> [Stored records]
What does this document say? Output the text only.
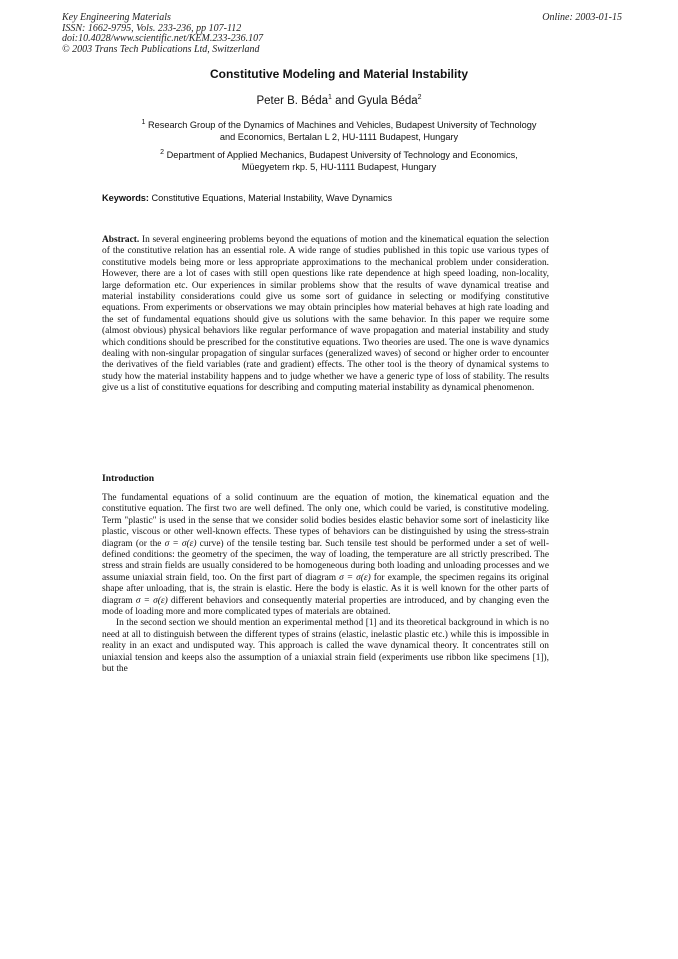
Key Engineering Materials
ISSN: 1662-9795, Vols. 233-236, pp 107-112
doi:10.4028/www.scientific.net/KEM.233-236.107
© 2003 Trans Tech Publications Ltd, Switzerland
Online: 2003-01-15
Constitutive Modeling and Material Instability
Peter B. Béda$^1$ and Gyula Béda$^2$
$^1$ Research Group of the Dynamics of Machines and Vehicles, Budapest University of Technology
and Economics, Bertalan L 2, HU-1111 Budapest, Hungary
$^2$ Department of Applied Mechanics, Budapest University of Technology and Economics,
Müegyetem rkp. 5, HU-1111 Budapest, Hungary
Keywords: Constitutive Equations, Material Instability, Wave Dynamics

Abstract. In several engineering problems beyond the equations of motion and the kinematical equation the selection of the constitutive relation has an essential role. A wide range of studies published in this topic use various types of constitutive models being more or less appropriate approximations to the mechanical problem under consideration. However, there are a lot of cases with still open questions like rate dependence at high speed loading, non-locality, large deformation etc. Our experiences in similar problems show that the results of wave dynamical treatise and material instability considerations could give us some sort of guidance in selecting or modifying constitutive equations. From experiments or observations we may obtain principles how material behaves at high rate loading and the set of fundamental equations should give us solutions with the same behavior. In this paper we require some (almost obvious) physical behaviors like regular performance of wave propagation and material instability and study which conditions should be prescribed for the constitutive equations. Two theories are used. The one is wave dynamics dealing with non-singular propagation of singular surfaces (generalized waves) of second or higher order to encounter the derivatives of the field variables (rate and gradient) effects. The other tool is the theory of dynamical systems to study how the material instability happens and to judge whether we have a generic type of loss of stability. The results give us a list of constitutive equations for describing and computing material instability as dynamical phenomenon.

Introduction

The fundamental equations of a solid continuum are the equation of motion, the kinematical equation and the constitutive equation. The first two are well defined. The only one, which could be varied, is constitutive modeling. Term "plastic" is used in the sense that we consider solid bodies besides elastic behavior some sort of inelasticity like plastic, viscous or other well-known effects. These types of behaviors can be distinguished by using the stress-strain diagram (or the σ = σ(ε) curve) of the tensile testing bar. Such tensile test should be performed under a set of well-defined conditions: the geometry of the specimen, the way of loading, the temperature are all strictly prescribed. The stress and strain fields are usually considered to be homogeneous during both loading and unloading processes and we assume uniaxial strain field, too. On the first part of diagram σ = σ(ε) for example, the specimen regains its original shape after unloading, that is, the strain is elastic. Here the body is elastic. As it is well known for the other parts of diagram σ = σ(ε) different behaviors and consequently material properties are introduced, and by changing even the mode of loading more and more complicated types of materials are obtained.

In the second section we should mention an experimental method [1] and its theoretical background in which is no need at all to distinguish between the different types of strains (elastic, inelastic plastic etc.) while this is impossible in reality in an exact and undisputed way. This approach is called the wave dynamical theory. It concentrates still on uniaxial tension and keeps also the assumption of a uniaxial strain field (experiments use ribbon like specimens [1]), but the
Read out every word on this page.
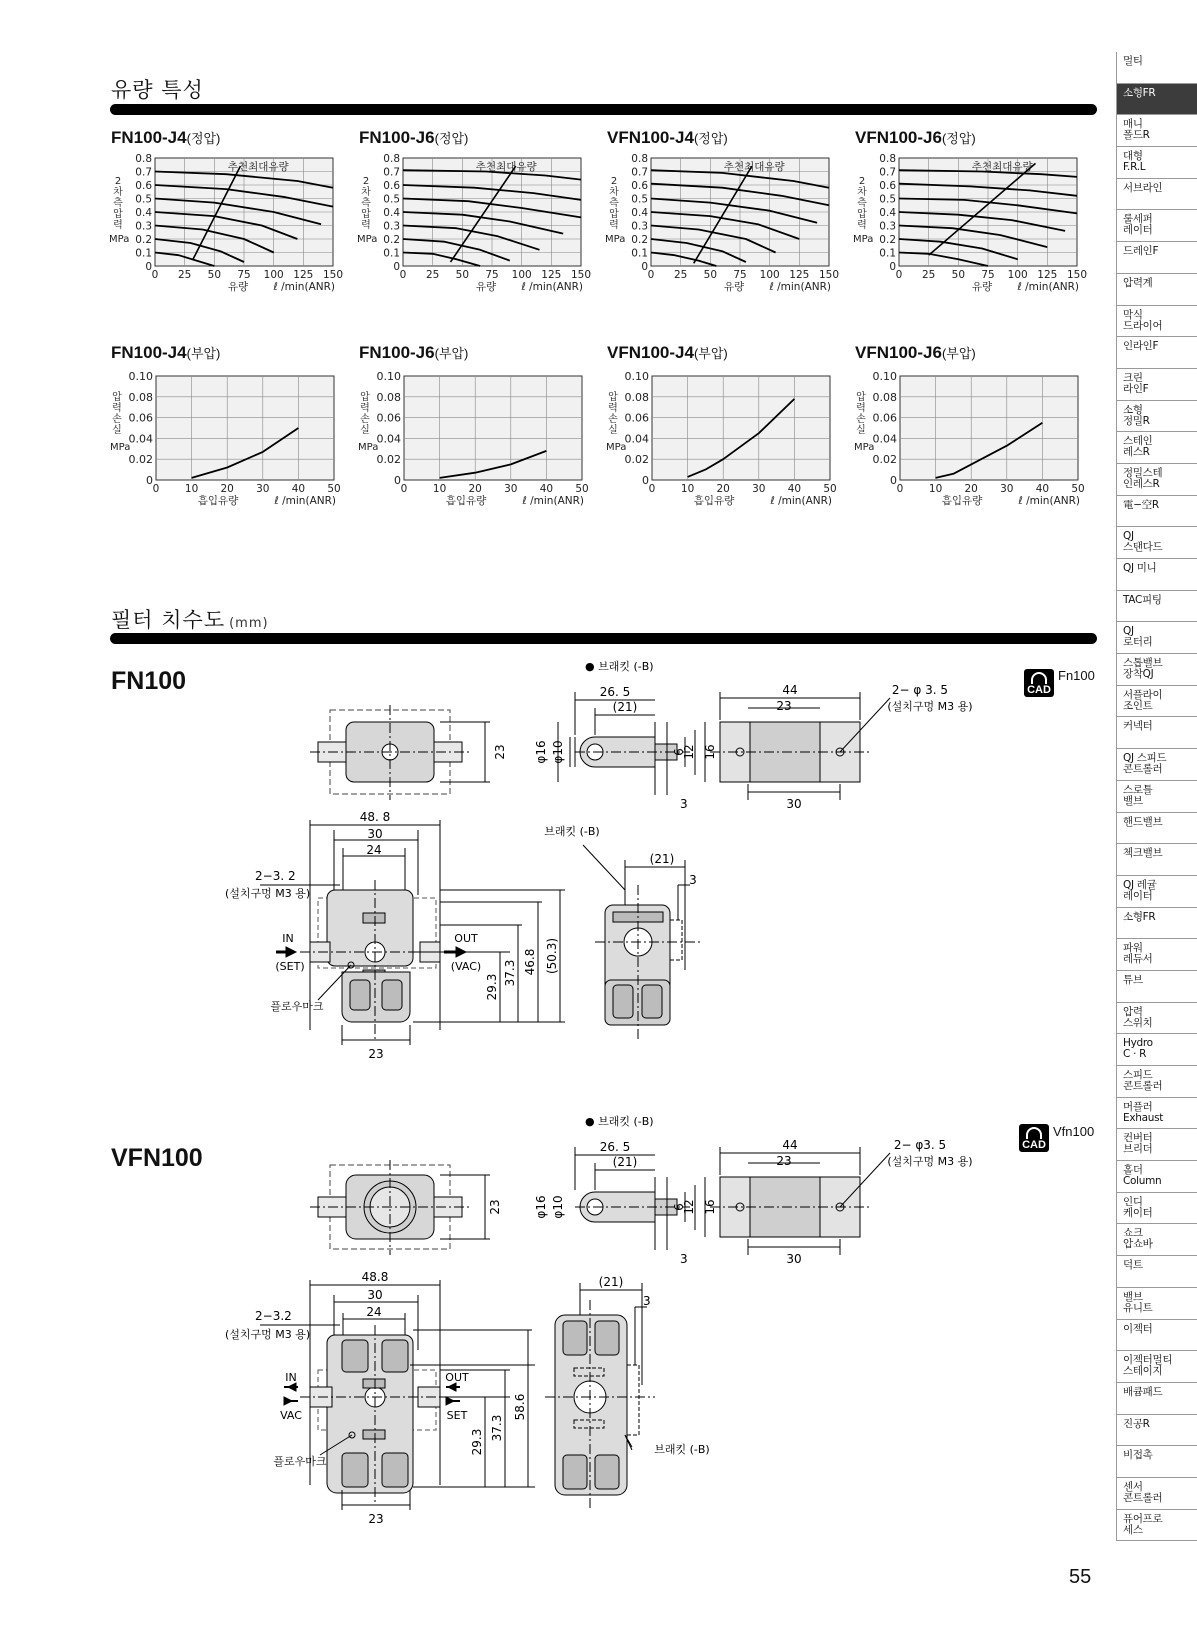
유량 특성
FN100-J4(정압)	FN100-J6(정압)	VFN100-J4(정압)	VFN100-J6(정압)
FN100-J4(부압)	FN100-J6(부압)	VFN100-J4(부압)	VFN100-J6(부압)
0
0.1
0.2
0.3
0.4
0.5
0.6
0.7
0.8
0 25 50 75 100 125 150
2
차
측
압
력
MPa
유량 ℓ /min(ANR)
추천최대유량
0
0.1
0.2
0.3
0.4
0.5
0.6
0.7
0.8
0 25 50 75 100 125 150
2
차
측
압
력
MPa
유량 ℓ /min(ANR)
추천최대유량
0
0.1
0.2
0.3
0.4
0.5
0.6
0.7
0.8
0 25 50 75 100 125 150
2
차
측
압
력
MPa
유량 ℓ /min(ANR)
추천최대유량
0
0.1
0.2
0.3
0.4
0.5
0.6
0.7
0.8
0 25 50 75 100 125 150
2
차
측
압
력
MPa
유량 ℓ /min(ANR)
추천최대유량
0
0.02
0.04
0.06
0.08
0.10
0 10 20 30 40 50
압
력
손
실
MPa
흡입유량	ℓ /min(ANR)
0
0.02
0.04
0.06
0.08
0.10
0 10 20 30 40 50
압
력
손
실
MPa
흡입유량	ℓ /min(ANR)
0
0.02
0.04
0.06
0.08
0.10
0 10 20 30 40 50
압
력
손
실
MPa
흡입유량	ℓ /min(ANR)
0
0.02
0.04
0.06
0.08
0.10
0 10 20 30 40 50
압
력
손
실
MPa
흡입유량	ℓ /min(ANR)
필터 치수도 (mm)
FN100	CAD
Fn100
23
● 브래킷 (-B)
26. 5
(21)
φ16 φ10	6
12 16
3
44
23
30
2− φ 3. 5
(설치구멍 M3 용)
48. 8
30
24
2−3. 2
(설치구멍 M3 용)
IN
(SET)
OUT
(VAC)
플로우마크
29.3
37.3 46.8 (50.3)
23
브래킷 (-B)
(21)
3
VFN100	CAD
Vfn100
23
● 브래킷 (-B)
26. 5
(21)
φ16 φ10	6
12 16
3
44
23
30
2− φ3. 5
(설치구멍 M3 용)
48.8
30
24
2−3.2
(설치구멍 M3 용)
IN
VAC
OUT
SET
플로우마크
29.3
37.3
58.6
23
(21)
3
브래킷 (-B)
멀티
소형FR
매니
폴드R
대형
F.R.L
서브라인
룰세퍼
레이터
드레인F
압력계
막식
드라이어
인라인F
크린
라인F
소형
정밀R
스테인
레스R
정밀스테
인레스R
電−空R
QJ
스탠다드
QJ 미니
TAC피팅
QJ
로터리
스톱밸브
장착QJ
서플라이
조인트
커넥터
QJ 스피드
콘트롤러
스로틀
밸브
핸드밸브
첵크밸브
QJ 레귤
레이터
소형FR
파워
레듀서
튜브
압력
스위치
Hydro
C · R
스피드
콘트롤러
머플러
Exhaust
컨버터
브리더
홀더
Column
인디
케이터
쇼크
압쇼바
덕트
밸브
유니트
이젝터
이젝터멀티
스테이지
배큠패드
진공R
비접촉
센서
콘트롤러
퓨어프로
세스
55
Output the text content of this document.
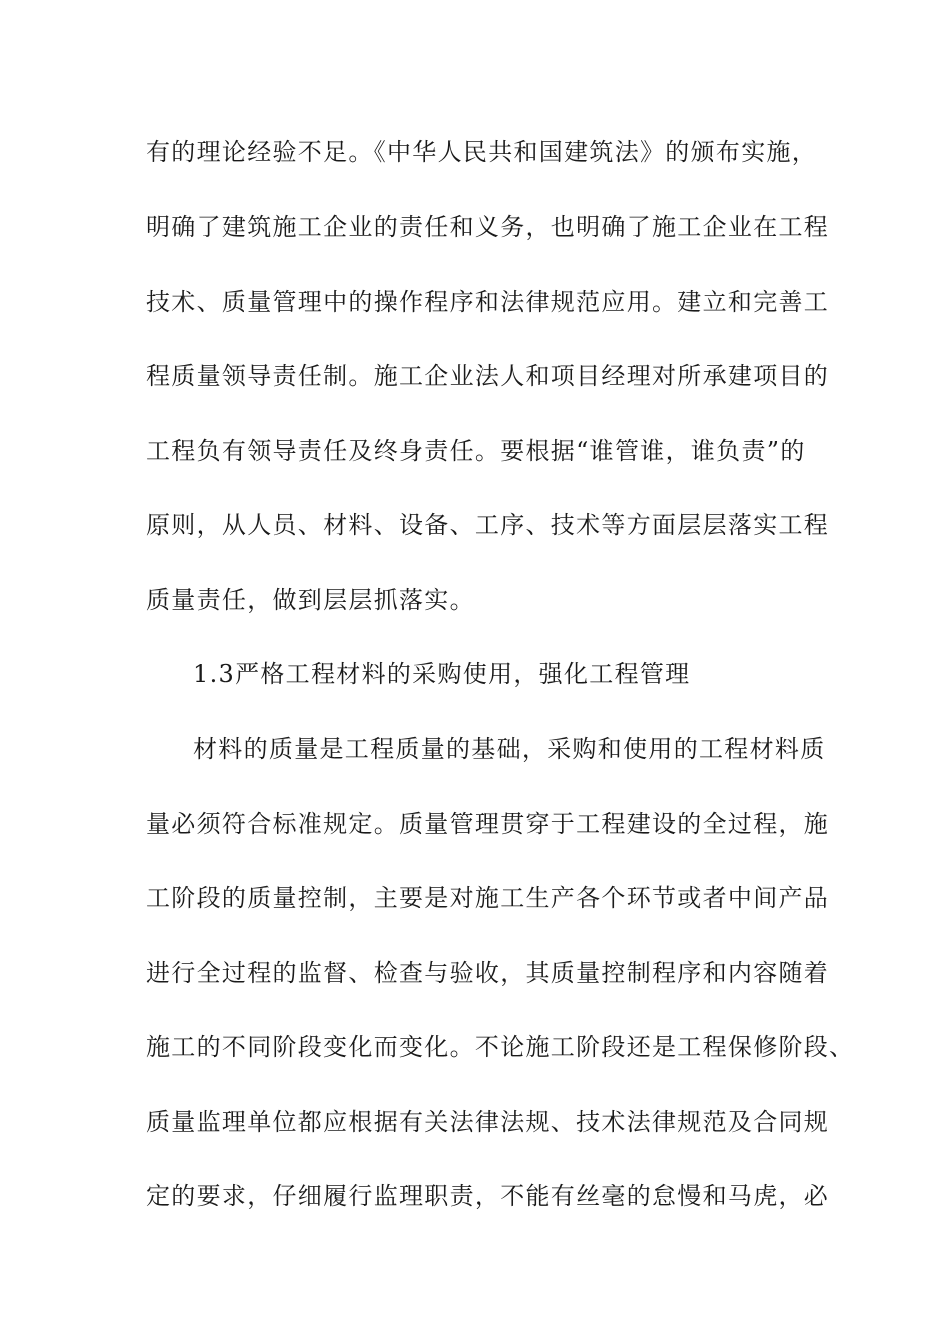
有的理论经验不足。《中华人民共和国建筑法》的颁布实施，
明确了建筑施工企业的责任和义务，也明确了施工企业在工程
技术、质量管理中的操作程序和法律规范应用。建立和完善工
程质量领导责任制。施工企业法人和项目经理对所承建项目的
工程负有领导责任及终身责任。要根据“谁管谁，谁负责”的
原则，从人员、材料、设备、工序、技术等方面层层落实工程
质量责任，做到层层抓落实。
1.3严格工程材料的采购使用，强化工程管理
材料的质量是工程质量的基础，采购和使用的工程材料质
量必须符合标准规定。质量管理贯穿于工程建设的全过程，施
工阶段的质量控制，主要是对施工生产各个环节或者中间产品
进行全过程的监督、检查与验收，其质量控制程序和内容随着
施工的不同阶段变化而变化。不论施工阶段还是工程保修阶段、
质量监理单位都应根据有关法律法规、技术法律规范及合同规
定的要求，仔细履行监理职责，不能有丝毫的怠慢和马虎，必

> [TASK INSTRUCTIONS]
Copy, without the pictures, exactly the lines from the line with "Output the text content of this document." through the end of the material above, both ends included.

> [COMPLETE RESPONSE]
Output the text content of this document.
有的理论经验不足。《中华人民共和国建筑法》的颁布实施，
明确了建筑施工企业的责任和义务，也明确了施工企业在工程
技术、质量管理中的操作程序和法律规范应用。建立和完善工
程质量领导责任制。施工企业法人和项目经理对所承建项目的
工程负有领导责任及终身责任。要根据“谁管谁，谁负责”的
原则，从人员、材料、设备、工序、技术等方面层层落实工程
质量责任，做到层层抓落实。
1.3严格工程材料的采购使用，强化工程管理
材料的质量是工程质量的基础，采购和使用的工程材料质
量必须符合标准规定。质量管理贯穿于工程建设的全过程，施
工阶段的质量控制，主要是对施工生产各个环节或者中间产品
进行全过程的监督、检查与验收，其质量控制程序和内容随着
施工的不同阶段变化而变化。不论施工阶段还是工程保修阶段、
质量监理单位都应根据有关法律法规、技术法律规范及合同规
定的要求，仔细履行监理职责，不能有丝毫的怠慢和马虎，必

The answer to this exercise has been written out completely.